> REQUIRED TASK: Copy out each line of the data that holds the word "exponente".

> SUPPLIED INFORMATION:

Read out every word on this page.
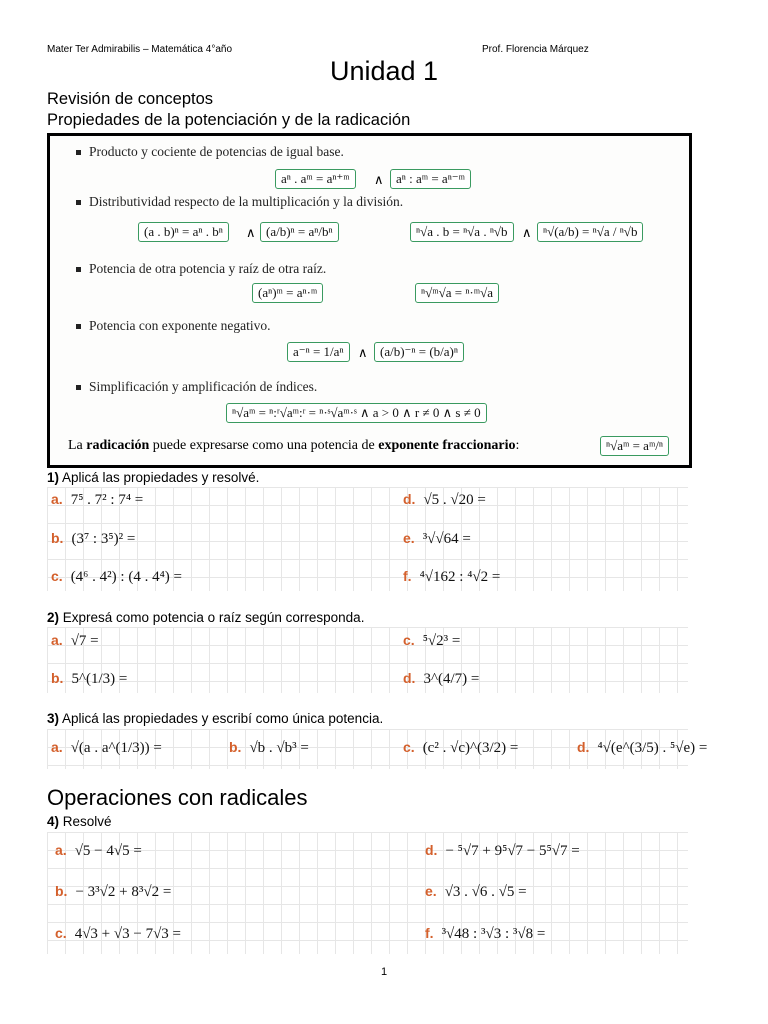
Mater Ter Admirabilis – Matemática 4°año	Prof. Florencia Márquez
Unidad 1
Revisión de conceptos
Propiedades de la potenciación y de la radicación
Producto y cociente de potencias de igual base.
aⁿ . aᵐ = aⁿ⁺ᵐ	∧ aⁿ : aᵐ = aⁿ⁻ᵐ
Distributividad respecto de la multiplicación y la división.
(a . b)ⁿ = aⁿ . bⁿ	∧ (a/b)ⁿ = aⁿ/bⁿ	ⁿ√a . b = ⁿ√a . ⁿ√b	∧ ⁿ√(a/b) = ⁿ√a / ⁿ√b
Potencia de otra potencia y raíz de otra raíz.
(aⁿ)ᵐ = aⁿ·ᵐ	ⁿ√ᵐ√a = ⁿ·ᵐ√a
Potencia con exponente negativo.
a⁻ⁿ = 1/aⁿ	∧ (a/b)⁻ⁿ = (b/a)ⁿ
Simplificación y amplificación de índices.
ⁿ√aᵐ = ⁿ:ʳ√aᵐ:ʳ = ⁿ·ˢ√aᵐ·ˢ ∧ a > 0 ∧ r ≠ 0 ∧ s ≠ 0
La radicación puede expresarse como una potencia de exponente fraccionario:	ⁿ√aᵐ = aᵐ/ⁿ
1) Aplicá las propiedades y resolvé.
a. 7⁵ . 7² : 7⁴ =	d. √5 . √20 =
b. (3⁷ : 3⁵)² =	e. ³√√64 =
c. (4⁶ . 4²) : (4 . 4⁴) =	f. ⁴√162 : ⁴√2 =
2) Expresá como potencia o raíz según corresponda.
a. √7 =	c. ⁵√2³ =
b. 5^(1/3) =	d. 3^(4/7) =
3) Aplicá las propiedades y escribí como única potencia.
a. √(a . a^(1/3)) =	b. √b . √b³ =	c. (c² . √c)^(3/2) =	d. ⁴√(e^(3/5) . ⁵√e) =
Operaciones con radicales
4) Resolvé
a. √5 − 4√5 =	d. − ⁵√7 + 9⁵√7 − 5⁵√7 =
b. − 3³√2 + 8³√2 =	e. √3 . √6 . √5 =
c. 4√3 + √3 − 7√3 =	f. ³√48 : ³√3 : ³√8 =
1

> CORRECT RESPONSE:
Potencia con exponente negativo.
La radicación puede expresarse como una potencia de exponente fraccionario:	ⁿ√aᵐ = aᵐ/ⁿ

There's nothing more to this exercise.